▸ **PROBLEM TO SOLVE**: Select from the records below every line that has the word "text" in it.

Entries from a dataset
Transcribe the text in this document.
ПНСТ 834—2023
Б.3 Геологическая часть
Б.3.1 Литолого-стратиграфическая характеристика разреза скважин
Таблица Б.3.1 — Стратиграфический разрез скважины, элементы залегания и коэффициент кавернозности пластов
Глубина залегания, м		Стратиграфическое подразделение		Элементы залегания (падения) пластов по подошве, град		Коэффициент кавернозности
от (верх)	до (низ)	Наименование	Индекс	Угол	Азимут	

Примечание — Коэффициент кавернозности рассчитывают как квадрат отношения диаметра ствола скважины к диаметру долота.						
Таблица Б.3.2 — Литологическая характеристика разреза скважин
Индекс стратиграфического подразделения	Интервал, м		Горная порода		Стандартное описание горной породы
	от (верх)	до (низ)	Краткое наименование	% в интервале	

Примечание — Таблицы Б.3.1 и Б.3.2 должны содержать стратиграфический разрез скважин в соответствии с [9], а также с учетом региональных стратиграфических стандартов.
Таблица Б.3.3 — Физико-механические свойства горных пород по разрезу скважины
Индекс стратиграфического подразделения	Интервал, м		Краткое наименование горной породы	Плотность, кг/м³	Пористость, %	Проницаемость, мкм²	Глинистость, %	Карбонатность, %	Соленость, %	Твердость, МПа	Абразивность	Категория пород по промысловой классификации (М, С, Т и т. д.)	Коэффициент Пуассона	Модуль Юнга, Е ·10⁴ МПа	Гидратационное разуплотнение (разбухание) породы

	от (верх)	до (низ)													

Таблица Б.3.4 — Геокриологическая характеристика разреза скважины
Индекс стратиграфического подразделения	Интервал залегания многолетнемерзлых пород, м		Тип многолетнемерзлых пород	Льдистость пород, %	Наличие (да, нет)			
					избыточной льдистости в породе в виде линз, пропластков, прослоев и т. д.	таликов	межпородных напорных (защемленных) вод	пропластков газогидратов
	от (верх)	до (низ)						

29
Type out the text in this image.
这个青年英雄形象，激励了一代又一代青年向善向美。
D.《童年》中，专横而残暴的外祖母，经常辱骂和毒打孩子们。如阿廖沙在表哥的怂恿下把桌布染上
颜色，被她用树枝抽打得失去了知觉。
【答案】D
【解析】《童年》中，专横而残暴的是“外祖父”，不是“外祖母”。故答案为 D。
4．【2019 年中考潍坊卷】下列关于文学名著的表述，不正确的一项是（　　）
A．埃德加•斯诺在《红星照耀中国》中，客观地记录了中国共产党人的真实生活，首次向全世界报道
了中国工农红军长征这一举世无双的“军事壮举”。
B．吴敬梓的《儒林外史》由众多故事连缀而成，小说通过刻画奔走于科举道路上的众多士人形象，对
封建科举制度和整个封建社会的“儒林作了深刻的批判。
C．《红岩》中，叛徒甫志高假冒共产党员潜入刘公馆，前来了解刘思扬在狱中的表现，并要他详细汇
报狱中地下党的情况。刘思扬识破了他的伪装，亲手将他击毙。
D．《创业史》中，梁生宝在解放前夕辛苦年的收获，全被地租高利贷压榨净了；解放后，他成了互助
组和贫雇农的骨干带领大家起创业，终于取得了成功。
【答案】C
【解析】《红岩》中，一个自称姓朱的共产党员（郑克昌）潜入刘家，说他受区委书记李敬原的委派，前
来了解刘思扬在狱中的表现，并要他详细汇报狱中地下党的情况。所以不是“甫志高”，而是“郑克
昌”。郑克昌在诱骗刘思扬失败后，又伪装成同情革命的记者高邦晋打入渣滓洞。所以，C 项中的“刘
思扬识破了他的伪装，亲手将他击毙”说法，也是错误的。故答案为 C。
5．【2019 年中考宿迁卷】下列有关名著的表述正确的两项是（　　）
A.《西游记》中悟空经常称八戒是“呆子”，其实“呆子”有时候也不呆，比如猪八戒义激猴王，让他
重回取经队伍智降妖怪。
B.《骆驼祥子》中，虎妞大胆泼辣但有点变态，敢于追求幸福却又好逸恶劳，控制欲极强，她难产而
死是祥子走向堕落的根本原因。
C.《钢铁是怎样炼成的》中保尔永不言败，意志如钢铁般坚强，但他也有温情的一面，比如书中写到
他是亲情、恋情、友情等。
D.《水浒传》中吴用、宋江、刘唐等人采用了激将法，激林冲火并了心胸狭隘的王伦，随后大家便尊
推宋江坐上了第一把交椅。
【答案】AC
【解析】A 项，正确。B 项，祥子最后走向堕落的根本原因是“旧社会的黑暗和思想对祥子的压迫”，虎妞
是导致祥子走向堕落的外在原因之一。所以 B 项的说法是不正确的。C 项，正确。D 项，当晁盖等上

▸ **ANSWER FOR THE TASK**:
Transcribe the text in this document.
Type out the text in this image.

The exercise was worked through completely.